Information shown
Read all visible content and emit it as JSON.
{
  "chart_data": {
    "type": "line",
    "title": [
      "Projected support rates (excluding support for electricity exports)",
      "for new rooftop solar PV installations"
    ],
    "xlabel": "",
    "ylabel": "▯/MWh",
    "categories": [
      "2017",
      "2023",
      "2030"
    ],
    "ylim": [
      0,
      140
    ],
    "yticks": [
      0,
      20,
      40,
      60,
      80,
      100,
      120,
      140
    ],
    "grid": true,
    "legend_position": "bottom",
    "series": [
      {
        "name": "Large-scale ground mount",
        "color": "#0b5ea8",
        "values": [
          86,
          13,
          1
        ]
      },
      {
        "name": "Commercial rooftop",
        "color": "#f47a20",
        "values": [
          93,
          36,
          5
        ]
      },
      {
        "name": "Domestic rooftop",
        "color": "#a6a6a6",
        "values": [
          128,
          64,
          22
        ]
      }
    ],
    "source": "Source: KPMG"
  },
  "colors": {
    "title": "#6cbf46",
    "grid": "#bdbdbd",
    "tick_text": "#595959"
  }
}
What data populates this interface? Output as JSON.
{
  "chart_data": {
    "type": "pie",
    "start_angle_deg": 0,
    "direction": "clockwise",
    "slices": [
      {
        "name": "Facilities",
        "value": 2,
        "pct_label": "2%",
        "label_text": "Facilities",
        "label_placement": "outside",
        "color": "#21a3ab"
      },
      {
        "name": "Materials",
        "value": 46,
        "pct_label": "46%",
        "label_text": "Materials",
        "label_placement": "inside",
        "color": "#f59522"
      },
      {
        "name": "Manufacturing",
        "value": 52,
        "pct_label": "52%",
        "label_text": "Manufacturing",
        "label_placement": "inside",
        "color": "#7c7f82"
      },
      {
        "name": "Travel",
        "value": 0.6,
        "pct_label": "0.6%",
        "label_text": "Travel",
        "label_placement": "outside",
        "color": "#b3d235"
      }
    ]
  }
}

Work instructions
Every line above should be retyped exactly as given.

Task solution
Read all visible content and emit it as JSON.
{
  "chart_data": {
    "type": "line",
    "title": [
      "Projected support rates (excluding support for electricity exports)",
      "for new rooftop solar PV installations"
    ],
    "xlabel": "",
    "ylabel": "▯/MWh",
    "categories": [
      "2017",
      "2023",
      "2030"
    ],
    "ylim": [
      0,
      140
    ],
    "yticks": [
      0,
      20,
      40,
      60,
      80,
      100,
      120,
      140
    ],
    "grid": true,
    "legend_position": "bottom",
    "series": [
      {
        "name": "Large-scale ground mount",
        "color": "#0b5ea8",
        "values": [
          86,
          13,
          1
        ]
      },
      {
        "name": "Commercial rooftop",
        "color": "#f47a20",
        "values": [
          93,
          36,
          5
        ]
      },
      {
        "name": "Domestic rooftop",
        "color": "#a6a6a6",
        "values": [
          128,
          64,
          22
        ]
      }
    ],
    "source": "Source: KPMG"
  },
  "colors": {
    "title": "#6cbf46",
    "grid": "#bdbdbd",
    "tick_text": "#595959"
  }
}
What data populates this interface? Output as JSON.
{
  "chart_data": {
    "type": "pie",
    "start_angle_deg": 0,
    "direction": "clockwise",
    "slices": [
      {
        "name": "Facilities",
        "value": 2,
        "pct_label": "2%",
        "label_text": "Facilities",
        "label_placement": "outside",
        "color": "#21a3ab"
      },
      {
        "name": "Materials",
        "value": 46,
        "pct_label": "46%",
        "label_text": "Materials",
        "label_placement": "inside",
        "color": "#f59522"
      },
      {
        "name": "Manufacturing",
        "value": 52,
        "pct_label": "52%",
        "label_text": "Manufacturing",
        "label_placement": "inside",
        "color": "#7c7f82"
      },
      {
        "name": "Travel",
        "value": 0.6,
        "pct_label": "0.6%",
        "label_text": "Travel",
        "label_placement": "outside",
        "color": "#b3d235"
      }
    ]
  }
}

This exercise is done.